*To do*:
Output the entries below exactly as written, omitting pictures.

*Dataset excerpts*:
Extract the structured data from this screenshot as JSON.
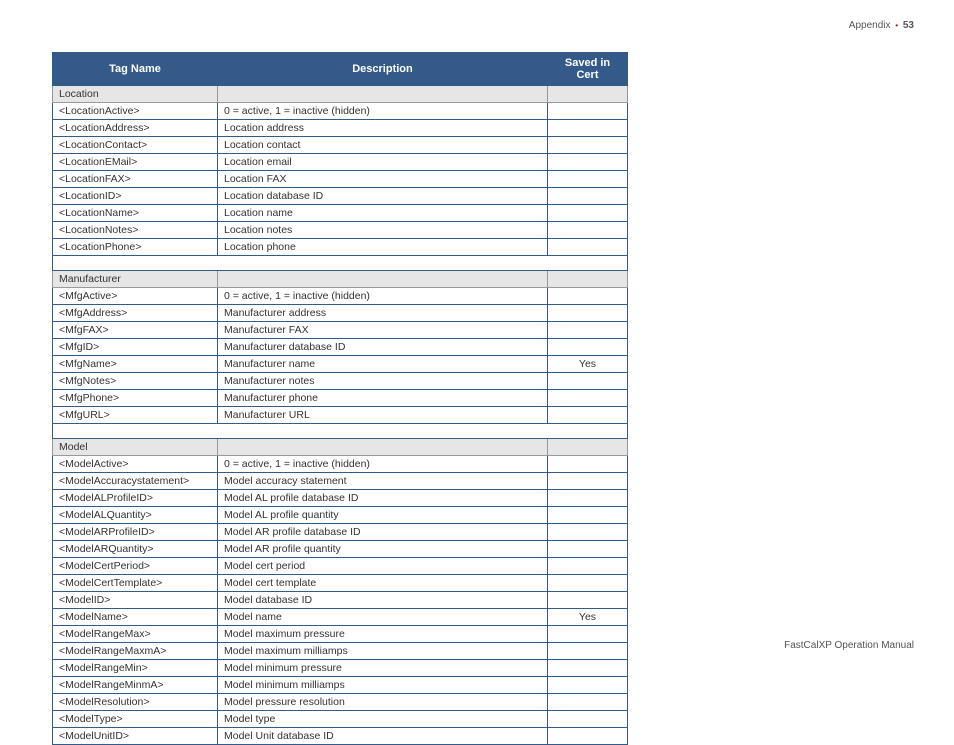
{
  "header": {
    "section": "Appendix",
    "page": "53"
  },
  "columns": {
    "tag": "Tag Name",
    "desc": "Description",
    "saved": "Saved in Cert"
  },
  "sections": [
    {
      "title": "Location",
      "rows": [
        {
          "tag": "<LocationActive>",
          "desc": "0 = active, 1 = inactive (hidden)",
          "saved": ""
        },
        {
          "tag": "<LocationAddress>",
          "desc": "Location address",
          "saved": ""
        },
        {
          "tag": "<LocationContact>",
          "desc": "Location contact",
          "saved": ""
        },
        {
          "tag": "<LocationEMail>",
          "desc": "Location email",
          "saved": ""
        },
        {
          "tag": "<LocationFAX>",
          "desc": "Location FAX",
          "saved": ""
        },
        {
          "tag": "<LocationID>",
          "desc": "Location database ID",
          "saved": ""
        },
        {
          "tag": "<LocationName>",
          "desc": "Location name",
          "saved": ""
        },
        {
          "tag": "<LocationNotes>",
          "desc": "Location notes",
          "saved": ""
        },
        {
          "tag": "<LocationPhone>",
          "desc": "Location phone",
          "saved": ""
        }
      ]
    },
    {
      "title": "Manufacturer",
      "rows": [
        {
          "tag": "<MfgActive>",
          "desc": "0 = active, 1 = inactive (hidden)",
          "saved": ""
        },
        {
          "tag": "<MfgAddress>",
          "desc": "Manufacturer address",
          "saved": ""
        },
        {
          "tag": "<MfgFAX>",
          "desc": "Manufacturer FAX",
          "saved": ""
        },
        {
          "tag": "<MfgID>",
          "desc": "Manufacturer database ID",
          "saved": ""
        },
        {
          "tag": "<MfgName>",
          "desc": "Manufacturer name",
          "saved": "Yes"
        },
        {
          "tag": "<MfgNotes>",
          "desc": "Manufacturer notes",
          "saved": ""
        },
        {
          "tag": "<MfgPhone>",
          "desc": "Manufacturer phone",
          "saved": ""
        },
        {
          "tag": "<MfgURL>",
          "desc": "Manufacturer URL",
          "saved": ""
        }
      ]
    },
    {
      "title": "Model",
      "rows": [
        {
          "tag": "<ModelActive>",
          "desc": "0 = active, 1 = inactive (hidden)",
          "saved": ""
        },
        {
          "tag": "<ModelAccuracystatement>",
          "desc": "Model accuracy statement",
          "saved": ""
        },
        {
          "tag": "<ModelALProfileID>",
          "desc": "Model AL profile database ID",
          "saved": ""
        },
        {
          "tag": "<ModelALQuantity>",
          "desc": "Model AL profile quantity",
          "saved": ""
        },
        {
          "tag": "<ModelARProfileID>",
          "desc": "Model AR profile database ID",
          "saved": ""
        },
        {
          "tag": "<ModelARQuantity>",
          "desc": "Model AR profile quantity",
          "saved": ""
        },
        {
          "tag": "<ModelCertPeriod>",
          "desc": "Model cert period",
          "saved": ""
        },
        {
          "tag": "<ModelCertTemplate>",
          "desc": "Model cert template",
          "saved": ""
        },
        {
          "tag": "<ModelID>",
          "desc": "Model database ID",
          "saved": ""
        },
        {
          "tag": "<ModelName>",
          "desc": "Model name",
          "saved": "Yes"
        },
        {
          "tag": "<ModelRangeMax>",
          "desc": "Model maximum pressure",
          "saved": ""
        },
        {
          "tag": "<ModelRangeMaxmA>",
          "desc": "Model maximum milliamps",
          "saved": ""
        },
        {
          "tag": "<ModelRangeMin>",
          "desc": "Model minimum pressure",
          "saved": ""
        },
        {
          "tag": "<ModelRangeMinmA>",
          "desc": "Model minimum milliamps",
          "saved": ""
        },
        {
          "tag": "<ModelResolution>",
          "desc": "Model pressure resolution",
          "saved": ""
        },
        {
          "tag": "<ModelType>",
          "desc": "Model type",
          "saved": ""
        },
        {
          "tag": "<ModelUnitID>",
          "desc": "Model Unit database ID",
          "saved": ""
        }
      ]
    }
  ],
  "footer": {
    "text": "FastCalXP Operation Manual"
  }
}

*Task answer*:
Extract the structured data from this screenshot as JSON.
{
  "header": {
    "section": "Appendix",
    "page": "53"
  },
  "columns": {
    "tag": "Tag Name",
    "desc": "Description",
    "saved": "Saved in Cert"
  },
  "sections": [
    {
      "title": "Location",
      "rows": [
        {
          "tag": "<LocationActive>",
          "desc": "0 = active, 1 = inactive (hidden)",
          "saved": ""
        },
        {
          "tag": "<LocationAddress>",
          "desc": "Location address",
          "saved": ""
        },
        {
          "tag": "<LocationContact>",
          "desc": "Location contact",
          "saved": ""
        },
        {
          "tag": "<LocationEMail>",
          "desc": "Location email",
          "saved": ""
        },
        {
          "tag": "<LocationFAX>",
          "desc": "Location FAX",
          "saved": ""
        },
        {
          "tag": "<LocationID>",
          "desc": "Location database ID",
          "saved": ""
        },
        {
          "tag": "<LocationName>",
          "desc": "Location name",
          "saved": ""
        },
        {
          "tag": "<LocationNotes>",
          "desc": "Location notes",
          "saved": ""
        },
        {
          "tag": "<LocationPhone>",
          "desc": "Location phone",
          "saved": ""
        }
      ]
    },
    {
      "title": "Manufacturer",
      "rows": [
        {
          "tag": "<MfgActive>",
          "desc": "0 = active, 1 = inactive (hidden)",
          "saved": ""
        },
        {
          "tag": "<MfgAddress>",
          "desc": "Manufacturer address",
          "saved": ""
        },
        {
          "tag": "<MfgFAX>",
          "desc": "Manufacturer FAX",
          "saved": ""
        },
        {
          "tag": "<MfgID>",
          "desc": "Manufacturer database ID",
          "saved": ""
        },
        {
          "tag": "<MfgName>",
          "desc": "Manufacturer name",
          "saved": "Yes"
        },
        {
          "tag": "<MfgNotes>",
          "desc": "Manufacturer notes",
          "saved": ""
        },
        {
          "tag": "<MfgPhone>",
          "desc": "Manufacturer phone",
          "saved": ""
        },
        {
          "tag": "<MfgURL>",
          "desc": "Manufacturer URL",
          "saved": ""
        }
      ]
    },
    {
      "title": "Model",
      "rows": [
        {
          "tag": "<ModelActive>",
          "desc": "0 = active, 1 = inactive (hidden)",
          "saved": ""
        },
        {
          "tag": "<ModelAccuracystatement>",
          "desc": "Model accuracy statement",
          "saved": ""
        },
        {
          "tag": "<ModelALProfileID>",
          "desc": "Model AL profile database ID",
          "saved": ""
        },
        {
          "tag": "<ModelALQuantity>",
          "desc": "Model AL profile quantity",
          "saved": ""
        },
        {
          "tag": "<ModelARProfileID>",
          "desc": "Model AR profile database ID",
          "saved": ""
        },
        {
          "tag": "<ModelARQuantity>",
          "desc": "Model AR profile quantity",
          "saved": ""
        },
        {
          "tag": "<ModelCertPeriod>",
          "desc": "Model cert period",
          "saved": ""
        },
        {
          "tag": "<ModelCertTemplate>",
          "desc": "Model cert template",
          "saved": ""
        },
        {
          "tag": "<ModelID>",
          "desc": "Model database ID",
          "saved": ""
        },
        {
          "tag": "<ModelName>",
          "desc": "Model name",
          "saved": "Yes"
        },
        {
          "tag": "<ModelRangeMax>",
          "desc": "Model maximum pressure",
          "saved": ""
        },
        {
          "tag": "<ModelRangeMaxmA>",
          "desc": "Model maximum milliamps",
          "saved": ""
        },
        {
          "tag": "<ModelRangeMin>",
          "desc": "Model minimum pressure",
          "saved": ""
        },
        {
          "tag": "<ModelRangeMinmA>",
          "desc": "Model minimum milliamps",
          "saved": ""
        },
        {
          "tag": "<ModelResolution>",
          "desc": "Model pressure resolution",
          "saved": ""
        },
        {
          "tag": "<ModelType>",
          "desc": "Model type",
          "saved": ""
        },
        {
          "tag": "<ModelUnitID>",
          "desc": "Model Unit database ID",
          "saved": ""
        }
      ]
    }
  ],
  "footer": {
    "text": "FastCalXP Operation Manual"
  }
}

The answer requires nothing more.